[Written exercise] Repeat the entries below exactly as they appear, with no pictures.

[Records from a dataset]

◆ ◆ ◆ ◆ ◆

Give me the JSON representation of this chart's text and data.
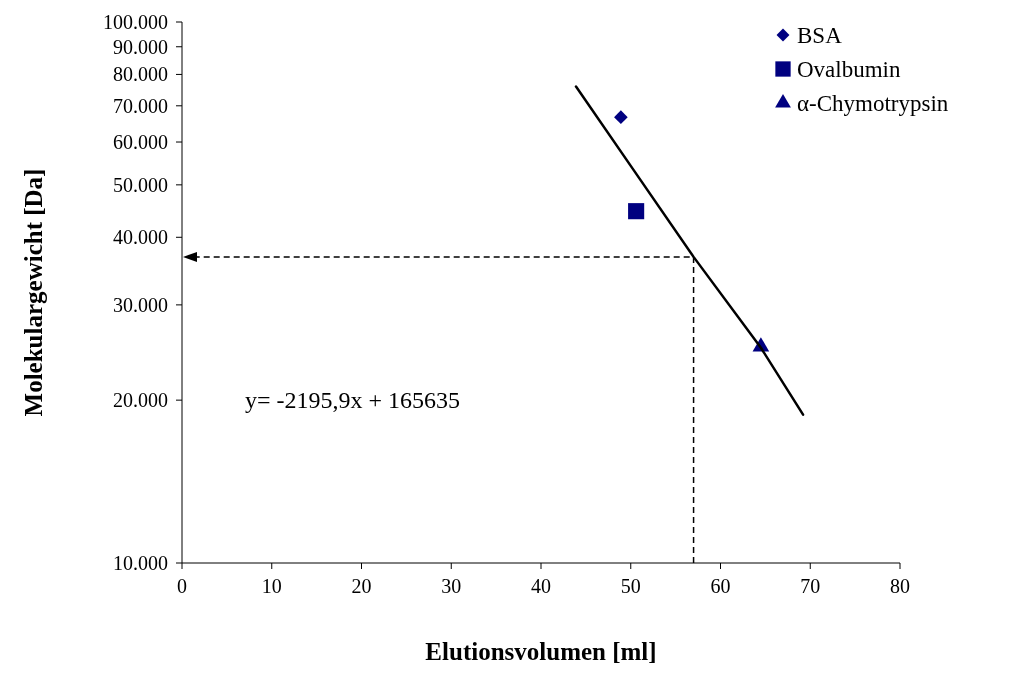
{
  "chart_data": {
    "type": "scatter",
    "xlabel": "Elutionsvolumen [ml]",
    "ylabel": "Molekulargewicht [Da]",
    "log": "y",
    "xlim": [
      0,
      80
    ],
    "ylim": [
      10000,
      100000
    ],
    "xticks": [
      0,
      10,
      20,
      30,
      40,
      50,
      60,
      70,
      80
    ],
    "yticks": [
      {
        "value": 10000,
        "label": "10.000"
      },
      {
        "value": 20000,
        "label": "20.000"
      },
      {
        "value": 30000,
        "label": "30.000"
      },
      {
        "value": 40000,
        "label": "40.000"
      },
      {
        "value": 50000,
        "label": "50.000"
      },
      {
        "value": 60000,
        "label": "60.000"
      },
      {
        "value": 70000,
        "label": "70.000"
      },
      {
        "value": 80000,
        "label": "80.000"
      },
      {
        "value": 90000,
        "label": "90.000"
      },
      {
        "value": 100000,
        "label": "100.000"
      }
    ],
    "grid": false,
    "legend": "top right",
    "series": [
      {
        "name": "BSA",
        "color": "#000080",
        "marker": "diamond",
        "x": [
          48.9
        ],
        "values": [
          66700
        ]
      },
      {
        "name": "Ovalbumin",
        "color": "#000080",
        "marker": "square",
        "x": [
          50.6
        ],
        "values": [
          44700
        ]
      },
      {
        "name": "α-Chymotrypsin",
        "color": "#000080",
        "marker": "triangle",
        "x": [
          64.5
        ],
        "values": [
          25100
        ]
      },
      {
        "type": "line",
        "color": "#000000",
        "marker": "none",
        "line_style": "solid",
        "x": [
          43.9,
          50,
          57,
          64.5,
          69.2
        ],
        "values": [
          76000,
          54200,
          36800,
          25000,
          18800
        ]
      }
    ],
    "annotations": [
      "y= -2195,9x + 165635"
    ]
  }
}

◆ ◆ ◆ ◆ ◆

[Reply]
Give me the JSON representation of this chart's text and data.
{
  "chart_data": {
    "type": "scatter",
    "xlabel": "Elutionsvolumen [ml]",
    "ylabel": "Molekulargewicht [Da]",
    "log": "y",
    "xlim": [
      0,
      80
    ],
    "ylim": [
      10000,
      100000
    ],
    "xticks": [
      0,
      10,
      20,
      30,
      40,
      50,
      60,
      70,
      80
    ],
    "yticks": [
      {
        "value": 10000,
        "label": "10.000"
      },
      {
        "value": 20000,
        "label": "20.000"
      },
      {
        "value": 30000,
        "label": "30.000"
      },
      {
        "value": 40000,
        "label": "40.000"
      },
      {
        "value": 50000,
        "label": "50.000"
      },
      {
        "value": 60000,
        "label": "60.000"
      },
      {
        "value": 70000,
        "label": "70.000"
      },
      {
        "value": 80000,
        "label": "80.000"
      },
      {
        "value": 90000,
        "label": "90.000"
      },
      {
        "value": 100000,
        "label": "100.000"
      }
    ],
    "grid": false,
    "legend": "top right",
    "series": [
      {
        "name": "BSA",
        "color": "#000080",
        "marker": "diamond",
        "x": [
          48.9
        ],
        "values": [
          66700
        ]
      },
      {
        "name": "Ovalbumin",
        "color": "#000080",
        "marker": "square",
        "x": [
          50.6
        ],
        "values": [
          44700
        ]
      },
      {
        "name": "α-Chymotrypsin",
        "color": "#000080",
        "marker": "triangle",
        "x": [
          64.5
        ],
        "values": [
          25100
        ]
      },
      {
        "type": "line",
        "color": "#000000",
        "marker": "none",
        "line_style": "solid",
        "x": [
          43.9,
          50,
          57,
          64.5,
          69.2
        ],
        "values": [
          76000,
          54200,
          36800,
          25000,
          18800
        ]
      }
    ],
    "annotations": [
      "y= -2195,9x + 165635"
    ]
  }
}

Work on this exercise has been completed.